[Supplied entries]
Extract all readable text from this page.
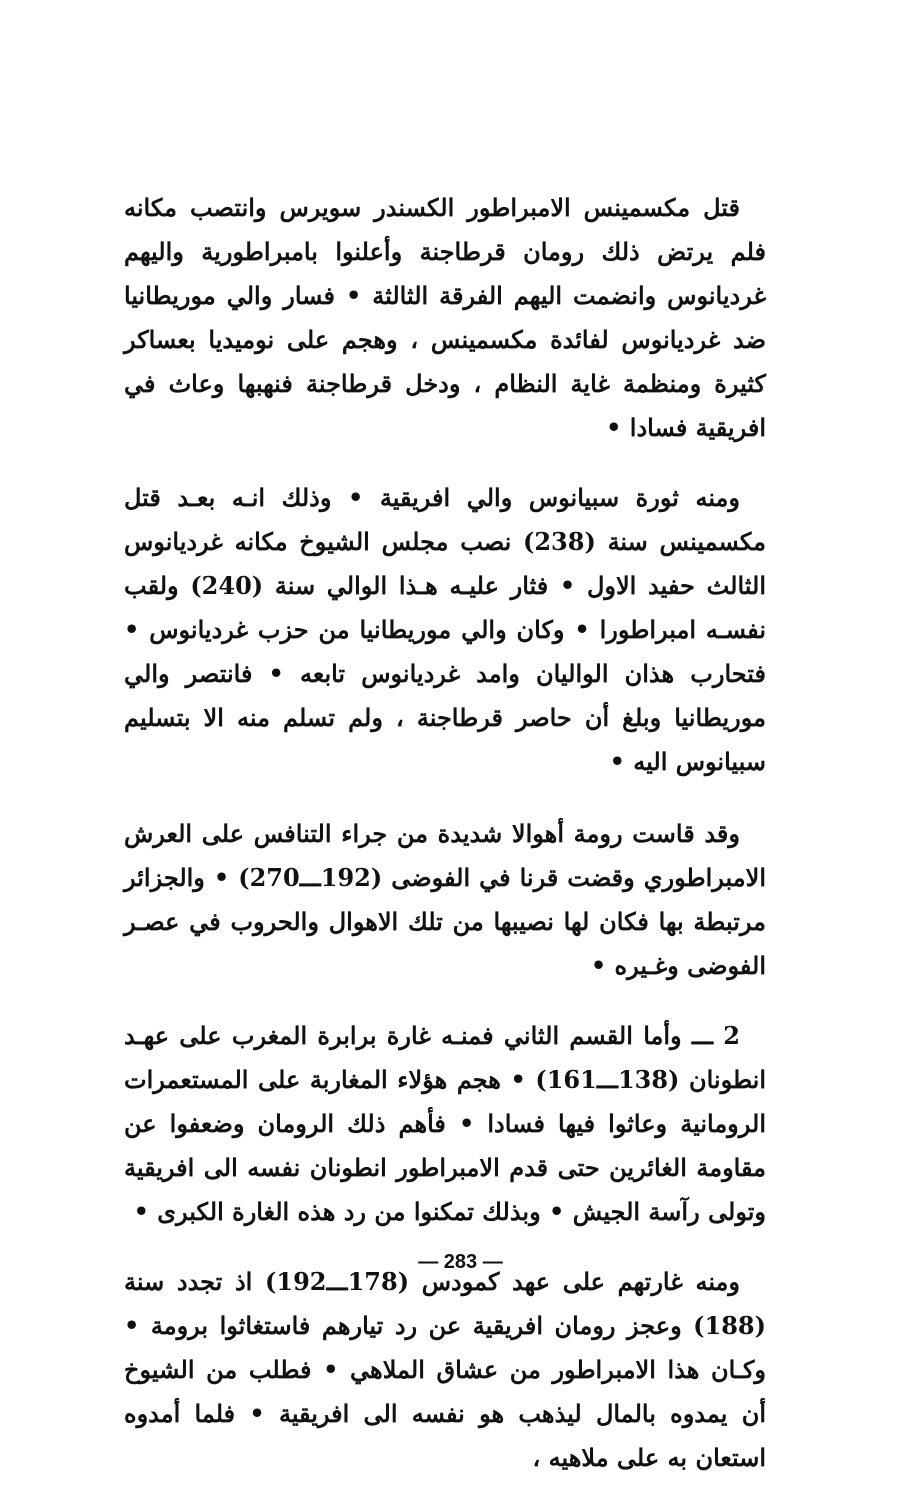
قتل مكسمينس الامبراطور الكسندر سويرس وانتصب مكانه فلم يرتض ذلك رومان قرطاجنة وأعلنوا بامبراطورية واليهم غرديانوس وانضمت اليهم الفرقة الثالثة • فسار والي موريطانيا ضد غرديانوس لفائدة مكسمينس ، وهجم على نوميديا بعساكر كثيرة ومنظمة غاية النظام ، ودخل قرطاجنة فنهبها وعاث في افريقية فسادا •

ومنه ثورة سبيانوس والي افريقية • وذلك انـه بعـد قتل مكسمينس سنة (238) نصب مجلس الشيوخ مكانه غرديانوس الثالث حفيد الاول • فثار عليـه هـذا الوالي سنة (240) ولقب نفسـه امبراطورا • وكان والي موريطانيا من حزب غرديانوس • فتحارب هذان الواليان وامد غرديانوس تابعه • فانتصر والي موريطانيا وبلغ أن حاصر قرطاجنة ، ولم تسلم منه الا بتسليم سبيانوس اليه •

وقد قاست رومة أهوالا شديدة من جراء التنافس على العرش الامبراطوري وقضت قرنا في الفوضى (192ـــ270) • والجزائر مرتبطة بها فكان لها نصيبها من تلك الاهوال والحروب في عصـر الفوضى وغـيره •

2 ـــ وأما القسم الثاني فمنـه غارة برابرة المغرب على عهـد انطونان (138ـــ161) • هجم هؤلاء المغاربة على المستعمرات الرومانية وعاثوا فيها فسادا • فأهم ذلك الرومان وضعفوا عن مقاومة الغائرين حتى قدم الامبراطور انطونان نفسه الى افريقية وتولى رآسة الجيش • وبذلك تمكنوا من رد هذه الغارة الكبرى •

ومنه غارتهم على عهد كمودس (178ـــ192) اذ تجدد سنة (188) وعجز رومان افريقية عن رد تيارهم فاستغاثوا برومة • وكـان هذا الامبراطور من عشاق الملاهي • فطلب من الشيوخ أن يمدوه بالمال ليذهب هو نفسه الى افريقية • فلما أمدوه استعان به على ملاهيه ،

— 283 —
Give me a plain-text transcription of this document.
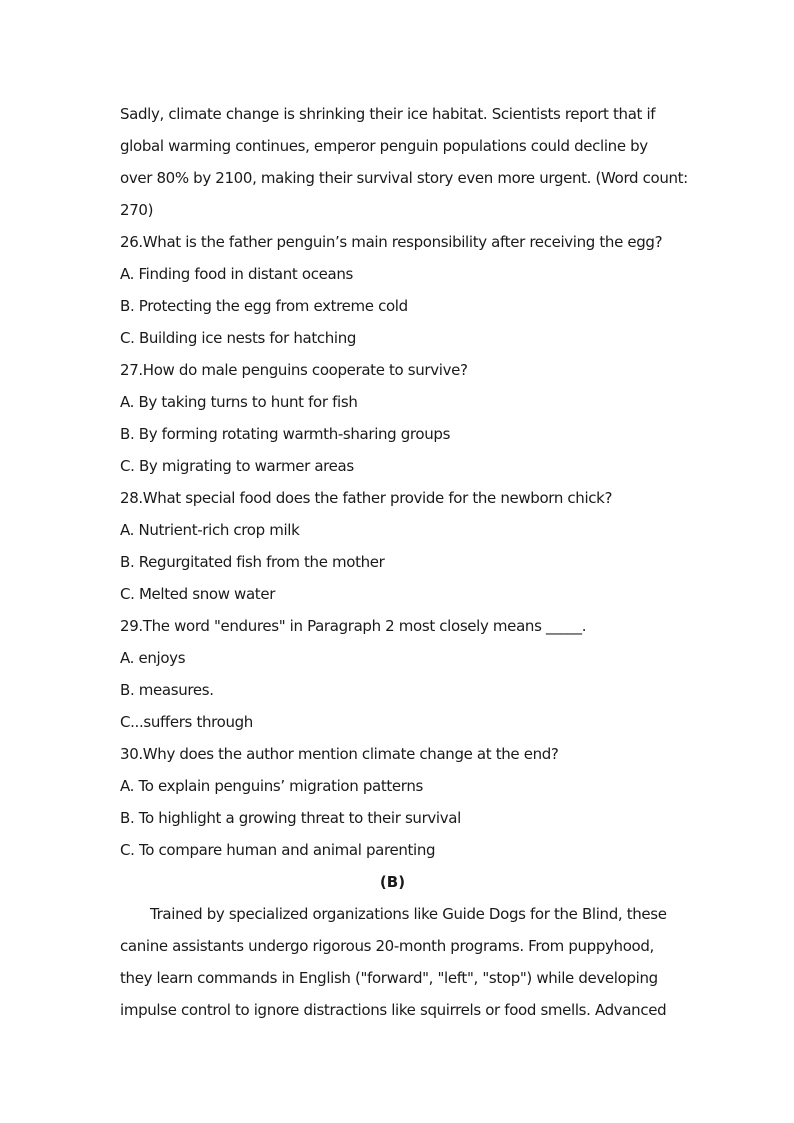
Sadly, climate change is shrinking their ice habitat. Scientists report that if

global warming continues, emperor penguin populations could decline by

over 80% by 2100, making their survival story even more urgent. (Word count:

270)

26.What is the father penguin’s main responsibility after receiving the egg?

A. Finding food in distant oceans

B. Protecting the egg from extreme cold

C. Building ice nests for hatching

27.How do male penguins cooperate to survive?

A. By taking turns to hunt for fish

B. By forming rotating warmth-sharing groups

C. By migrating to warmer areas

28.What special food does the father provide for the newborn chick?

A. Nutrient-rich crop milk

B. Regurgitated fish from the mother

C. Melted snow water

29.The word "endures" in Paragraph 2 most closely means _____.

A. enjoys

B. measures.

C...suffers through

30.Why does the author mention climate change at the end?

A. To explain penguins’ migration patterns

B. To highlight a growing threat to their survival

C. To compare human and animal parenting

(B)

Trained by specialized organizations like Guide Dogs for the Blind, these

canine assistants undergo rigorous 20-month programs. From puppyhood,

they learn commands in English ("forward", "left", "stop") while developing

impulse control to ignore distractions like squirrels or food smells. Advanced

[Job]
Omit the pictures, and quote the material above exactly as given.

[Solution to this task]
Extract all readable text from this page.
قتل مكسمينس الامبراطور الكسندر سويرس وانتصب مكانه فلم يرتض ذلك رومان قرطاجنة وأعلنوا بامبراطورية واليهم غرديانوس وانضمت اليهم الفرقة الثالثة • فسار والي موريطانيا ضد غرديانوس لفائدة مكسمينس ، وهجم على نوميديا بعساكر كثيرة ومنظمة غاية النظام ، ودخل قرطاجنة فنهبها وعاث في افريقية فسادا •

ومنه ثورة سبيانوس والي افريقية • وذلك انـه بعـد قتل مكسمينس سنة (238) نصب مجلس الشيوخ مكانه غرديانوس الثالث حفيد الاول • فثار عليـه هـذا الوالي سنة (240) ولقب نفسـه امبراطورا • وكان والي موريطانيا من حزب غرديانوس • فتحارب هذان الواليان وامد غرديانوس تابعه • فانتصر والي موريطانيا وبلغ أن حاصر قرطاجنة ، ولم تسلم منه الا بتسليم سبيانوس اليه •

وقد قاست رومة أهوالا شديدة من جراء التنافس على العرش الامبراطوري وقضت قرنا في الفوضى (192ـــ270) • والجزائر مرتبطة بها فكان لها نصيبها من تلك الاهوال والحروب في عصـر الفوضى وغـيره •

2 ـــ وأما القسم الثاني فمنـه غارة برابرة المغرب على عهـد انطونان (138ـــ161) • هجم هؤلاء المغاربة على المستعمرات الرومانية وعاثوا فيها فسادا • فأهم ذلك الرومان وضعفوا عن مقاومة الغائرين حتى قدم الامبراطور انطونان نفسه الى افريقية وتولى رآسة الجيش • وبذلك تمكنوا من رد هذه الغارة الكبرى •

ومنه غارتهم على عهد كمودس (178ـــ192) اذ تجدد سنة (188) وعجز رومان افريقية عن رد تيارهم فاستغاثوا برومة • وكـان هذا الامبراطور من عشاق الملاهي • فطلب من الشيوخ أن يمدوه بالمال ليذهب هو نفسه الى افريقية • فلما أمدوه استعان به على ملاهيه ،

— 283 —
Give me a plain-text transcription of this document.
Sadly, climate change is shrinking their ice habitat. Scientists report that if

global warming continues, emperor penguin populations could decline by

over 80% by 2100, making their survival story even more urgent. (Word count:

270)

26.What is the father penguin’s main responsibility after receiving the egg?

A. Finding food in distant oceans

B. Protecting the egg from extreme cold

C. Building ice nests for hatching

27.How do male penguins cooperate to survive?

A. By taking turns to hunt for fish

B. By forming rotating warmth-sharing groups

C. By migrating to warmer areas

28.What special food does the father provide for the newborn chick?

A. Nutrient-rich crop milk

B. Regurgitated fish from the mother

C. Melted snow water

29.The word "endures" in Paragraph 2 most closely means _____.

A. enjoys

B. measures.

C...suffers through

30.Why does the author mention climate change at the end?

A. To explain penguins’ migration patterns

B. To highlight a growing threat to their survival

C. To compare human and animal parenting

(B)

Trained by specialized organizations like Guide Dogs for the Blind, these

canine assistants undergo rigorous 20-month programs. From puppyhood,

they learn commands in English ("forward", "left", "stop") while developing

impulse control to ignore distractions like squirrels or food smells. Advanced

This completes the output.